Records shown:
-*-

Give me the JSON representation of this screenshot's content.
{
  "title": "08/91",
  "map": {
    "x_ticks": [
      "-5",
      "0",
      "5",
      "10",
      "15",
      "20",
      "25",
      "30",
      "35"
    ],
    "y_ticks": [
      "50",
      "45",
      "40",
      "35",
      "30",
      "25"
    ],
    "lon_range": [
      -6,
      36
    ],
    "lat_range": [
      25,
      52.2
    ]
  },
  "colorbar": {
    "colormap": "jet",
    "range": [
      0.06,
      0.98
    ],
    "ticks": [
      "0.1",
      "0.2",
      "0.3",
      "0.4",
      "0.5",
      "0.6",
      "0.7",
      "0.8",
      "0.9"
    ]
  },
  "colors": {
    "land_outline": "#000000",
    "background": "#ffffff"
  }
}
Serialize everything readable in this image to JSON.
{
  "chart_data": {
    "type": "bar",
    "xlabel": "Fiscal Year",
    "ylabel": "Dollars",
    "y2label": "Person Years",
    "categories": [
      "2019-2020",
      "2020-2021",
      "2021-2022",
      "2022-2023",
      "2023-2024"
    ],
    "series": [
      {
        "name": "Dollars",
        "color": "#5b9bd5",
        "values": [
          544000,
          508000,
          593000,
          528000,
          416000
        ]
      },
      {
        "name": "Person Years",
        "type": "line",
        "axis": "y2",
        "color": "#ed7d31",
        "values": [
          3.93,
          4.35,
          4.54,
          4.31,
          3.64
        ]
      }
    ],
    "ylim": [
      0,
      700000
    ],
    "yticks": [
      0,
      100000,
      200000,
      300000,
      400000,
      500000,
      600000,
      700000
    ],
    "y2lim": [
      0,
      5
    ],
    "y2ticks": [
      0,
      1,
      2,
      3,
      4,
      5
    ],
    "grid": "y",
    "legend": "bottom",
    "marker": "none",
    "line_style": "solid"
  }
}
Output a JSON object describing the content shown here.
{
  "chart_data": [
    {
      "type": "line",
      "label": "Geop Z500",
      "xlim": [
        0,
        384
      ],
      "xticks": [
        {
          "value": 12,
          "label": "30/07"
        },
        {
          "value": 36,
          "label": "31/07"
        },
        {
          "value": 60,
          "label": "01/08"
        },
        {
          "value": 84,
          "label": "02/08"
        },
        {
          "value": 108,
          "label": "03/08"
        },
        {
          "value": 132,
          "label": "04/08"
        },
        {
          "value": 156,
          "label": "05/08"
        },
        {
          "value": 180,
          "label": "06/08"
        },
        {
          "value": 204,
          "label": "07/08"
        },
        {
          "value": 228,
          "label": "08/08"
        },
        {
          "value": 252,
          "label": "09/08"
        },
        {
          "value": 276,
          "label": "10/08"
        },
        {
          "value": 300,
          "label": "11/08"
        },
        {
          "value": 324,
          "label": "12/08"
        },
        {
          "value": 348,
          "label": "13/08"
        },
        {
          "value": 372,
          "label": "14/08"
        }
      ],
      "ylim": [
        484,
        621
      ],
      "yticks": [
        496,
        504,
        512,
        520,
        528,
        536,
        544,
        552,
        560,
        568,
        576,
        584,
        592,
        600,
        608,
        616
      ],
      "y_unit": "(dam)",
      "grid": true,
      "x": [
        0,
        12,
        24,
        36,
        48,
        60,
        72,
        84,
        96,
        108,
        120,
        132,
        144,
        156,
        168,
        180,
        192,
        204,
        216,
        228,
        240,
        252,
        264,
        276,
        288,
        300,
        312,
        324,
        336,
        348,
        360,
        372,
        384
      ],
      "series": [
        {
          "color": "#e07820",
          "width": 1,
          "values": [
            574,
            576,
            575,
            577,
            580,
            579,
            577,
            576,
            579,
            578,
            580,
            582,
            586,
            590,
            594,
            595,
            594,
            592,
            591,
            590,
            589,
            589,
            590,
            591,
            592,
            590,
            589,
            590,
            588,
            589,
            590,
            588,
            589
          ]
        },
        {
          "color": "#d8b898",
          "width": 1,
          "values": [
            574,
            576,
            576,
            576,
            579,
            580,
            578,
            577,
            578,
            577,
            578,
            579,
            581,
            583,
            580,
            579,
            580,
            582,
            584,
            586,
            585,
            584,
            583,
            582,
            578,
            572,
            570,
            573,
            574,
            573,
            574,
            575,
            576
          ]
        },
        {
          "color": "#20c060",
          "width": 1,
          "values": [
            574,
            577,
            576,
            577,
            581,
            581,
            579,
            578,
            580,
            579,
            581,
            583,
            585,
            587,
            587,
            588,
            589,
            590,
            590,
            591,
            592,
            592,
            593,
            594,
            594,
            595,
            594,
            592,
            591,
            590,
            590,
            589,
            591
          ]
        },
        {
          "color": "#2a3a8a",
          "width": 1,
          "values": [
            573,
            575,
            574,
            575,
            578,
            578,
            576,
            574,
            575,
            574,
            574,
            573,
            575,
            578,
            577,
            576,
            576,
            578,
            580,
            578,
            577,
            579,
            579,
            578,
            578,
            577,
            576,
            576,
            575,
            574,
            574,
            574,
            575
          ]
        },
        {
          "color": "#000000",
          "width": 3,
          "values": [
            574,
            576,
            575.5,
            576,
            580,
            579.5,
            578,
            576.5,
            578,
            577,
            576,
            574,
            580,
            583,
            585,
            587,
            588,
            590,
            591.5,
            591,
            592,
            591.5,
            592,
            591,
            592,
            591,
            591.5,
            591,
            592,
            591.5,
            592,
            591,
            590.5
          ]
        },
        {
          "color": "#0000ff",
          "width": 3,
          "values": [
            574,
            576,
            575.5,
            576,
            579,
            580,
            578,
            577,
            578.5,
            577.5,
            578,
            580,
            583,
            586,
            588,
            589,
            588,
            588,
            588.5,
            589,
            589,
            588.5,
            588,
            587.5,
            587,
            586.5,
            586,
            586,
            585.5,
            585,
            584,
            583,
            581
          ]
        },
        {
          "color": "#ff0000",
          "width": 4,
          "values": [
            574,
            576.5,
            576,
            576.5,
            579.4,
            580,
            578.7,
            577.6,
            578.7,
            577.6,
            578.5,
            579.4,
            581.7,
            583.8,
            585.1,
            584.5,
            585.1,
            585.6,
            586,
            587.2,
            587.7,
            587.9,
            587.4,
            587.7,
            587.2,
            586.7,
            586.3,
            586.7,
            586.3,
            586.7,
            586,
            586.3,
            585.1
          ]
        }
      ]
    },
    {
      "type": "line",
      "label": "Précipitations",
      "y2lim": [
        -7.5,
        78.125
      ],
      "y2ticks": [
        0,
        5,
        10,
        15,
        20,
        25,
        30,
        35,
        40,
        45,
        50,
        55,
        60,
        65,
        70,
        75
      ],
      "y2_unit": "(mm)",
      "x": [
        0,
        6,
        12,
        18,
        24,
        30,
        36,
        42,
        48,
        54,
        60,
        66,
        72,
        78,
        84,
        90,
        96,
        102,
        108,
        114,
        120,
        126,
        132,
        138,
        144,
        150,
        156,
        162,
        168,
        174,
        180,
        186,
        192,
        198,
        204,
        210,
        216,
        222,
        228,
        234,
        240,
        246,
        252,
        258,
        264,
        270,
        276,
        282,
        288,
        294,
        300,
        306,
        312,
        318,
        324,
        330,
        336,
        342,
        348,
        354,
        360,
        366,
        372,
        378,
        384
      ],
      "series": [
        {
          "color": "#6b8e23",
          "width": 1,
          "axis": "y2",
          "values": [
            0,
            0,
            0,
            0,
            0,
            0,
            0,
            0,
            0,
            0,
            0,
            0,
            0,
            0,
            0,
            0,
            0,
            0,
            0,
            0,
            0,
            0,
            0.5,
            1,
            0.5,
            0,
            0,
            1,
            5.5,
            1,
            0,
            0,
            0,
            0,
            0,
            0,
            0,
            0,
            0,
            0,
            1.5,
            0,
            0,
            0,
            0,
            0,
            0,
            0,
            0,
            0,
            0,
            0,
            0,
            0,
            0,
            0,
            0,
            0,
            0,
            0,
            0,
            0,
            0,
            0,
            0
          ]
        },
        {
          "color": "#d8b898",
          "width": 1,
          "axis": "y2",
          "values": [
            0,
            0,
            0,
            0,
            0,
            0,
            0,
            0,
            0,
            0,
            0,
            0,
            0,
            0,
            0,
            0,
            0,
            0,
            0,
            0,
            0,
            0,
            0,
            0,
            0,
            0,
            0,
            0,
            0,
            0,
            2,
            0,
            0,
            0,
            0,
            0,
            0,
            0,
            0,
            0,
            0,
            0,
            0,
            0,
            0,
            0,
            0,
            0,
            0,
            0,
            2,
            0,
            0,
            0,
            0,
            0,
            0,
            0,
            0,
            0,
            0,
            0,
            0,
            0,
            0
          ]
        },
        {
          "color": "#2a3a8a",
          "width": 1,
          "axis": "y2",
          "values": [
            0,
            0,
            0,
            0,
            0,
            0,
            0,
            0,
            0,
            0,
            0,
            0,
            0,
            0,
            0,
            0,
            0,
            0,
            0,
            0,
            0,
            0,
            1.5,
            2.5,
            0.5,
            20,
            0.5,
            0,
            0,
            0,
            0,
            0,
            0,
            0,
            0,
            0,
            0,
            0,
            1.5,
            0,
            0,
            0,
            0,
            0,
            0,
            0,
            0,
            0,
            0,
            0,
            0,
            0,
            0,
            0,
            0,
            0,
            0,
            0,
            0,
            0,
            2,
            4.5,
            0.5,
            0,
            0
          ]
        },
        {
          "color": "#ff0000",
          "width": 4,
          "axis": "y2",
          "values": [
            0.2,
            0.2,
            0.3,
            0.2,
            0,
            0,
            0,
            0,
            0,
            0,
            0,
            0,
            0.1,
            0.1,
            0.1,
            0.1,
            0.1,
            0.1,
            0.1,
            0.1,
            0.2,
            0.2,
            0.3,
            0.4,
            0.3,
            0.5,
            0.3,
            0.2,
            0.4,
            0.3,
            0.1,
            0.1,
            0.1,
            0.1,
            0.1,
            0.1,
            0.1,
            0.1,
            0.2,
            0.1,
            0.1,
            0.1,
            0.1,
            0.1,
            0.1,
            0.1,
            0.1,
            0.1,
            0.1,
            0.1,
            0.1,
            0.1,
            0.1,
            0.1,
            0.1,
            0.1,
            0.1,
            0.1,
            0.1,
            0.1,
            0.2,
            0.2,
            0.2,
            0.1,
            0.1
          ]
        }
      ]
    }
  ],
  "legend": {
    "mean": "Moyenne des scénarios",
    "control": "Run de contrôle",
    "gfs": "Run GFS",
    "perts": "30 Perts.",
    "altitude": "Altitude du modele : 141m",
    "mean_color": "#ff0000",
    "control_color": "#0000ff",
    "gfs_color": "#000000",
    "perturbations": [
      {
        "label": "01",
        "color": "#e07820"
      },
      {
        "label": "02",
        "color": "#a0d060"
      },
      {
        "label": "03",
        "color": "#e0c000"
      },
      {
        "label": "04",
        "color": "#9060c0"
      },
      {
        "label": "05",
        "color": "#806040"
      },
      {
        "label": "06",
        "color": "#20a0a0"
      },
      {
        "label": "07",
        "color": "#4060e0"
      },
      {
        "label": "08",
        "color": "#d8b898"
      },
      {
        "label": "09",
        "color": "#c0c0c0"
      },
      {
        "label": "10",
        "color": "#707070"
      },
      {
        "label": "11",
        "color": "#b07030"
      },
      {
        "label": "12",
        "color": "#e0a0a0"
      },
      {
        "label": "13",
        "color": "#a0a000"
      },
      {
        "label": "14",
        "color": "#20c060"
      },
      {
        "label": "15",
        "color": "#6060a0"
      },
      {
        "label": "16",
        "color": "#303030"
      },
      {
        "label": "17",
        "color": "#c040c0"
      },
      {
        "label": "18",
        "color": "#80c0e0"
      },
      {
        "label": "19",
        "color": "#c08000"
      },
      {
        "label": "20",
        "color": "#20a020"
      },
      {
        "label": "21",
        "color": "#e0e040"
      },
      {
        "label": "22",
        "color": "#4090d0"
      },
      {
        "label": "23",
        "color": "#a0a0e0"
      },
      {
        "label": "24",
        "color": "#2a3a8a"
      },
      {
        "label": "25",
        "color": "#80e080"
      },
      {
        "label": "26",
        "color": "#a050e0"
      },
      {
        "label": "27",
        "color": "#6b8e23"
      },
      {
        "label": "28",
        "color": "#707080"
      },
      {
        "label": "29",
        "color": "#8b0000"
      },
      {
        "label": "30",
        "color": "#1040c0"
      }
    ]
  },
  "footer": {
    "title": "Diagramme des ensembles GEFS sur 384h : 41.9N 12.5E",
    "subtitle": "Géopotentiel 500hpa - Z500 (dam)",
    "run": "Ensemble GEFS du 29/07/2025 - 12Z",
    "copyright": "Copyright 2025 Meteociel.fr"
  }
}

-*-

Stated task: Identify each line in the records above that contains the word "JSON", and copy it out in full.

Task answer:
Give me the JSON representation of this screenshot's content.
Serialize everything readable in this image to JSON.
Output a JSON object describing the content shown here.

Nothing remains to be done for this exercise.